**Instruction 1**: Reproduce the comment thread about William Shatner's Google+ suspension between "He said hello" and "being an Anon.", inclusive.
**Instruction 2**: In the comment thread about William Shatner's Google+ suspension, which character did Shatner play on Star Trek?
-- Start Passage shown --
William Shatner's Google+ account was suspended on Monday and later restored for reasons Google won't divulge. “My Google+ account was flagged for violating standards,” the actor who played Captain James T. Kirk on Star Trek wrote to his almost 647,000 Twitter followers. “Saying hello to everyone apparently is against the rules …
Blame it on the Klingons
They were always causing trouble in Shatner's day.
So no one else on the planet can have the name "William Shatner"?
It is copyrighted, trade marked and, knowing the American patent system, probably patented.
re: Real name
@Doc Dish: So no one else on the planet can have the name "William Shatner"?
There's at least eight others, but how many of them have saved the universe, died and come back to life, not even JC has achieved that one yet. What would be interesting to see is a convention of William Shatner impressionists ..
I hope I'm the first to say.....
...To boldly google+ where no man has google+d before.
(Yes, I see where that went wrong. I'm going)
Google and real names
Hellbent on having you burn your given name before they'll launch a "google renaming" service, eh? Ad-supported get-out-of-id-theft-fall-out card, courtesy Schmidt.
The Burning Question is:
Who invited him in the first place?
Using your real name?
On the Internet?
Wow, imagine that.
Awkward collective noun
Anyone else thinking "plusers" sounds like losers? No? Just me?
You say "plussers", I say "plusers".
Yeah, and I propose we adopt the "pluser" pronunciation regardless of the spelling.
"restored several hours later"...
Must have seemed like months of hell.
What a hero
Maybe He Should
Have Talked That Particular Way He Does With Plenty of Air between Words?
Why You Were Downvoted
Want to know why? You Capitalised Almost Every Word. Why would you do that? Why? In fact, I don't care, just stop it.
That Is How Shatner Acts.
My God! Anonymous Coward...
... Haven't You *Heard* Shatner's Acting *Style*!
I've always said it...
Don't mess with 'The Shat'
"It's life Jim, but not as we know it"
I know who did it.
He said hello on the wrong hailing frequency
Star Wars Fan
Maybe a Jedi told the moderator that this is not the Shatner you are looking for?
Alternatively they took offence at the s#*t his dad said?
I'm assuming the down voter is ignorant of Bill's latest TV series.
The TV show is called: "$#!@ my dad says"
It is very funny and has been shown in the UK of on 5*.
PS: I still miss Boston Legal, when I grow up I want to be just like Denny Crane, minus the mad cow.
PPS: 5* = a channel available on freeview.
In a feat of tabloid journalism logic...
I can infer from the article that Google suspected Shatner of being an Anon.
That'll teach him to try uploading his music videos.
Unprepared exposure can easily destroy the will to live.
I always reckoned...
Google weren't up to providing an Enterprise-level service.
And the "Comment of the year" award goes to ... :)
-- End Passage shown --
-- Start Supplied records --
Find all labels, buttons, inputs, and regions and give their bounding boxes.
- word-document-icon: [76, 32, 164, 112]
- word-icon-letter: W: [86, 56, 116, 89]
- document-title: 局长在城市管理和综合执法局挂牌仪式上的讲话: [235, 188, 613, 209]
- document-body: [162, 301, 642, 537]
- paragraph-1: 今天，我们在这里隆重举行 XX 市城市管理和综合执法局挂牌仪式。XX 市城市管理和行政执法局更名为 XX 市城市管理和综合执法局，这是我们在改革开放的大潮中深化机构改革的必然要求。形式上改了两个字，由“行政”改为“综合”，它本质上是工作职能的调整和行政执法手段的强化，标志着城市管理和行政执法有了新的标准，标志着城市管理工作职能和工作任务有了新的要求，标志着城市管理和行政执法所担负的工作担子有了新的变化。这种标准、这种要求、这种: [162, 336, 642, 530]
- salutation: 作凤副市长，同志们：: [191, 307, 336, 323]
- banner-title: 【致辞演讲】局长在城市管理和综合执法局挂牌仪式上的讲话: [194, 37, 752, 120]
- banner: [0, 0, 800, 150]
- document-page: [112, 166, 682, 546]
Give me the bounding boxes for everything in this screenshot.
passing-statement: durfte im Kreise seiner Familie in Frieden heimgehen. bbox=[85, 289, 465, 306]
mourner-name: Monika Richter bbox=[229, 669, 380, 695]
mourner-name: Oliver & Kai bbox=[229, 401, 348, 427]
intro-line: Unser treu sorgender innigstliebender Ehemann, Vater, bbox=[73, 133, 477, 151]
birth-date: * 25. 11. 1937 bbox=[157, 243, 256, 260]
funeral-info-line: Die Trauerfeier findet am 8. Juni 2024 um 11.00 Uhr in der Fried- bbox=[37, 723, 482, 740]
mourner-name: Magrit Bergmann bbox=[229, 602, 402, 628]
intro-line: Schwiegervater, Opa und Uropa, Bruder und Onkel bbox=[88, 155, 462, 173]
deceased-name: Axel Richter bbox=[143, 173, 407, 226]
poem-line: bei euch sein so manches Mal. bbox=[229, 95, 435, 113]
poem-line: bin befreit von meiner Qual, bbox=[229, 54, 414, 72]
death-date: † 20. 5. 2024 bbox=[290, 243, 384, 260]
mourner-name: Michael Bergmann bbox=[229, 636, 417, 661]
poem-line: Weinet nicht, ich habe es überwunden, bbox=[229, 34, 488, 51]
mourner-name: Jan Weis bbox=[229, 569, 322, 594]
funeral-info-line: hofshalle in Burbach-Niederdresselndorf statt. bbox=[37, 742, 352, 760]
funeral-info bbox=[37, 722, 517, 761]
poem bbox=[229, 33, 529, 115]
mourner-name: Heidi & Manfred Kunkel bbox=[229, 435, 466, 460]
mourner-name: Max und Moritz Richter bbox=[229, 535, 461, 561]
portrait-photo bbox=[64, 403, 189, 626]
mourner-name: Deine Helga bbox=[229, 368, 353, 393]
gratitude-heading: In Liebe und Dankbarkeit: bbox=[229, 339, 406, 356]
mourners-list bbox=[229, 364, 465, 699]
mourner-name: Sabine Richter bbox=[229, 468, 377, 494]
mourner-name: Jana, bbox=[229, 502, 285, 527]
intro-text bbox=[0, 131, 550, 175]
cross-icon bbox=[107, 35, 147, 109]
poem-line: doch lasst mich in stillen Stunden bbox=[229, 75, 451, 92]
-- End Supplied records --
**Correct result 1**:
He said hello on the wrong hailing frequency
Star Wars Fan
Maybe a Jedi told the moderator that this is not the Shatner you are looking for?
Alternatively they took offence at the s#*t his dad said?
I'm assuming the down voter is ignorant of Bill's latest TV series.
The TV show is called: "$#!@ my dad says"
It is very funny and has been shown in the UK of on 5*.
PS: I still miss Boston Legal, when I grow up I want to be just like Denny Crane, minus the mad cow.
PPS: 5* = a channel available on freeview.
In a feat of tabloid journalism logic...
I can infer from the article that Google suspected Shatner of being an Anon.

**Correct result 2**: Captain James T. Kirk.